Sabtu 20 Feb 2021 18:25 WIB

Perbedaan Puasa Sunnah Rajab, Bagaimana Sikap Kita?

Ulama berbeda pendapat tentang hukum sunnah puasa Rajab

Rep: Dea Alvi Soraya/ Red: Nashih Nashrullah
Ulama berbeda pendapat tentang hukum sunnah puasa Rajab . Ilustrasi rajab
Foto:

Dalam bukunya berjudul ‘Masuk Neraka Gara-gara Puasa Rajab?’, ahli fiqih ini mengutip penjelasan Imam An-Nawawi tentang puasa sunnah pada Rajab.

“Tidak ada keterangan yang tsabit tentang puasa sunnah Rajab, baik bentuk larangan maupun kesunnahan. Namun pada dasarnya melakukan puasa hukumnya sunnah (di luar Ramadhan). Diriwayatkan  Abu Daud, Rasulullah menyunnahkan puasa di bulan-bulan haram, dimana Rajab termasuk di dalamnya.”

Ada beberapa fatwa dari ulama kontemporer yang mengatakan bahwa puasa Rajab hukumnya bid’ah, salah satunya datang dari Syekh Abdul Aziz bin Abdullah bin Baz, Syekh Muhammad bin Shalih Al-Utsaimin dan Syikh Shalif Fauzan. 

Adapula yang mengategorikannya sebagai ibadah makruh, kebanyakan datang dari sebagian ulama salaf. Ibnu Qadamah dan Al-Mardawi adalah ulama yang dengan tegas menyebutnya makruh. Mereka kebanyakan berkiblat pada Mazhab Al-Hanabilah.

Sedangkan pendapat yang menyebutnya sebagai sunnah, kebanyakan berasal dari ulama di luar Mazhab Al-Hanabilah. Sebagian besar ulama ini setidaknya memiliki dua hujjah. Pertama, adanya hadits yang menganjurkan untuk berpuasa sunnah.

## Data yang Diberikan
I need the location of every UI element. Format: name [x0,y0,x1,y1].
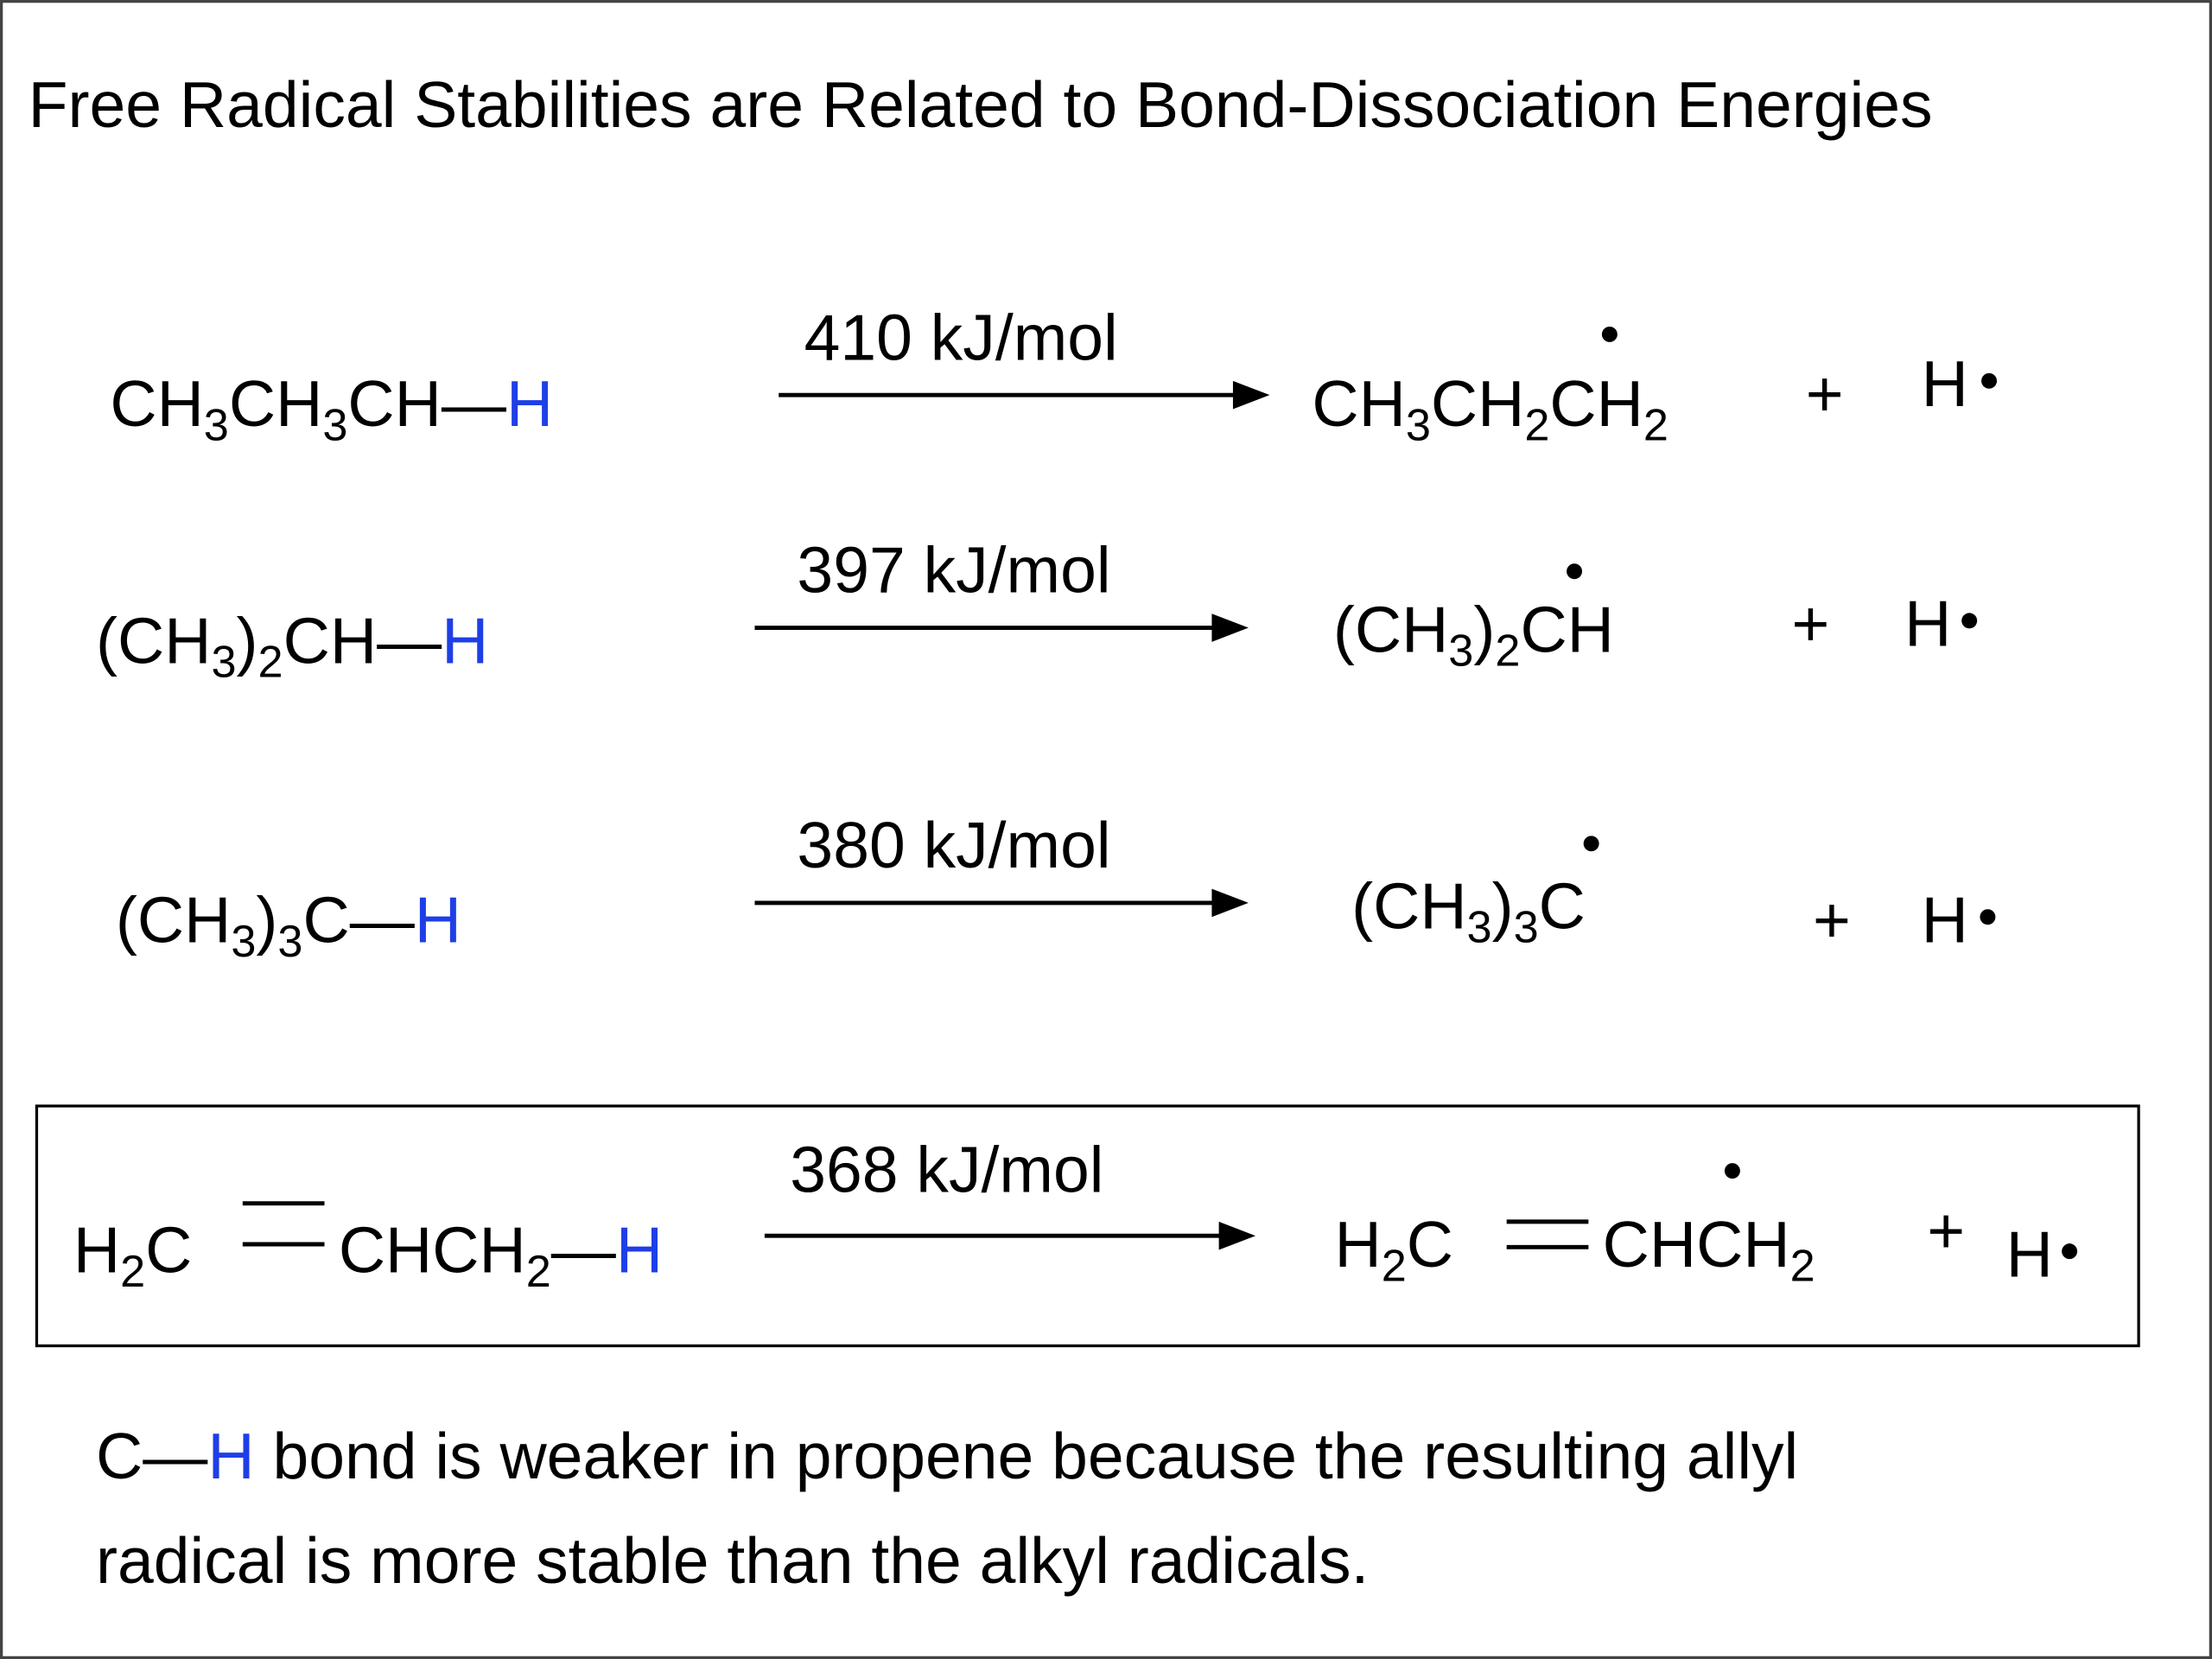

## Yang Harus Dikerjakan
Salin kembali bagian teks tentang puasa Rajab mulai dari "Adapula yang mengategorikannya" sampai dengan "pada Mazhab Al-Hanabilah.", dengan mengganti "makruh" menjadi "tidak dianjurkan".

## Jawaban Tertulis
Adapula yang mengategorikannya sebagai ibadah tidak dianjurkan, kebanyakan datang dari sebagian ulama salaf. Ibnu Qadamah dan Al-Mardawi adalah ulama yang dengan tegas menyebutnya tidak dianjurkan. Mereka kebanyakan berkiblat pada Mazhab Al-Hanabilah.